=== Stated task ===
Will you transcribe the entries that follow, exactly and in full?

=== Data rows ===
★ ★ ★ ★ ★

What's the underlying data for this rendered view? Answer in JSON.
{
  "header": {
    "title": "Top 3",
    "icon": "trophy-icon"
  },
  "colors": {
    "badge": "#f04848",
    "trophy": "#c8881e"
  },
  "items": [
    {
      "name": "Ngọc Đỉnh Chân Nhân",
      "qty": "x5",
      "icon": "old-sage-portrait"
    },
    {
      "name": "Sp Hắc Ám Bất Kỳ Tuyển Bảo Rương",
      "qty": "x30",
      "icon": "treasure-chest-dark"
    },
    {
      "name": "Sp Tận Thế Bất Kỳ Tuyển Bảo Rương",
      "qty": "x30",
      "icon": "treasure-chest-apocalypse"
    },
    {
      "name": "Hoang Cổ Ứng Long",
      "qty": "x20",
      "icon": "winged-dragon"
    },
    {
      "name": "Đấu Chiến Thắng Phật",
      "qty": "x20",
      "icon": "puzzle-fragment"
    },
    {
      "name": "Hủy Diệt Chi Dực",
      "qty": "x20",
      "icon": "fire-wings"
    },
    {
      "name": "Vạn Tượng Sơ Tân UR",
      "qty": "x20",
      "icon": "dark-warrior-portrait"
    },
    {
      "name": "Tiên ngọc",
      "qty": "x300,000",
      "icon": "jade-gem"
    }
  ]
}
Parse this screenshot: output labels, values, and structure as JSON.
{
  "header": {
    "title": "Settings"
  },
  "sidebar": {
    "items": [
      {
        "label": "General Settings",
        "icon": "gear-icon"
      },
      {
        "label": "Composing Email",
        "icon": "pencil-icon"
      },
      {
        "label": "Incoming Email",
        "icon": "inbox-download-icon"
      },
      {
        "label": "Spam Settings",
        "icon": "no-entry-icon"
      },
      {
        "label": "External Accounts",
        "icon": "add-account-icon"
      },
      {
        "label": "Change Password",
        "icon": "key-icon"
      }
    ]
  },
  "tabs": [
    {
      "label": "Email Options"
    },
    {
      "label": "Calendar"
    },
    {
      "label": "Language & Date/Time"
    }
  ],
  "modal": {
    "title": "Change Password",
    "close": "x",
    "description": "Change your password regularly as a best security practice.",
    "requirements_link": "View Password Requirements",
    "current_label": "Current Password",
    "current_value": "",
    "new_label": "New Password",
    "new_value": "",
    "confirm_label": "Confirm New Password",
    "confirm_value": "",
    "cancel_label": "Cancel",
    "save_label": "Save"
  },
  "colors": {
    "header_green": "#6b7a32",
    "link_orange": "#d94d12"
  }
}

★ ★ ★ ★ ★

=== Answer for this exercise ===
What's the underlying data for this rendered view? Answer in JSON.
{
  "header": {
    "title": "Top 3",
    "icon": "trophy-icon"
  },
  "colors": {
    "badge": "#f04848",
    "trophy": "#c8881e"
  },
  "items": [
    {
      "name": "Ngọc Đỉnh Chân Nhân",
      "qty": "x5",
      "icon": "old-sage-portrait"
    },
    {
      "name": "Sp Hắc Ám Bất Kỳ Tuyển Bảo Rương",
      "qty": "x30",
      "icon": "treasure-chest-dark"
    },
    {
      "name": "Sp Tận Thế Bất Kỳ Tuyển Bảo Rương",
      "qty": "x30",
      "icon": "treasure-chest-apocalypse"
    },
    {
      "name": "Hoang Cổ Ứng Long",
      "qty": "x20",
      "icon": "winged-dragon"
    },
    {
      "name": "Đấu Chiến Thắng Phật",
      "qty": "x20",
      "icon": "puzzle-fragment"
    },
    {
      "name": "Hủy Diệt Chi Dực",
      "qty": "x20",
      "icon": "fire-wings"
    },
    {
      "name": "Vạn Tượng Sơ Tân UR",
      "qty": "x20",
      "icon": "dark-warrior-portrait"
    },
    {
      "name": "Tiên ngọc",
      "qty": "x300,000",
      "icon": "jade-gem"
    }
  ]
}
Parse this screenshot: output labels, values, and structure as JSON.
{
  "header": {
    "title": "Settings"
  },
  "sidebar": {
    "items": [
      {
        "label": "General Settings",
        "icon": "gear-icon"
      },
      {
        "label": "Composing Email",
        "icon": "pencil-icon"
      },
      {
        "label": "Incoming Email",
        "icon": "inbox-download-icon"
      },
      {
        "label": "Spam Settings",
        "icon": "no-entry-icon"
      },
      {
        "label": "External Accounts",
        "icon": "add-account-icon"
      },
      {
        "label": "Change Password",
        "icon": "key-icon"
      }
    ]
  },
  "tabs": [
    {
      "label": "Email Options"
    },
    {
      "label": "Calendar"
    },
    {
      "label": "Language & Date/Time"
    }
  ],
  "modal": {
    "title": "Change Password",
    "close": "x",
    "description": "Change your password regularly as a best security practice.",
    "requirements_link": "View Password Requirements",
    "current_label": "Current Password",
    "current_value": "",
    "new_label": "New Password",
    "new_value": "",
    "confirm_label": "Confirm New Password",
    "confirm_value": "",
    "cancel_label": "Cancel",
    "save_label": "Save"
  },
  "colors": {
    "header_green": "#6b7a32",
    "link_orange": "#d94d12"
  }
}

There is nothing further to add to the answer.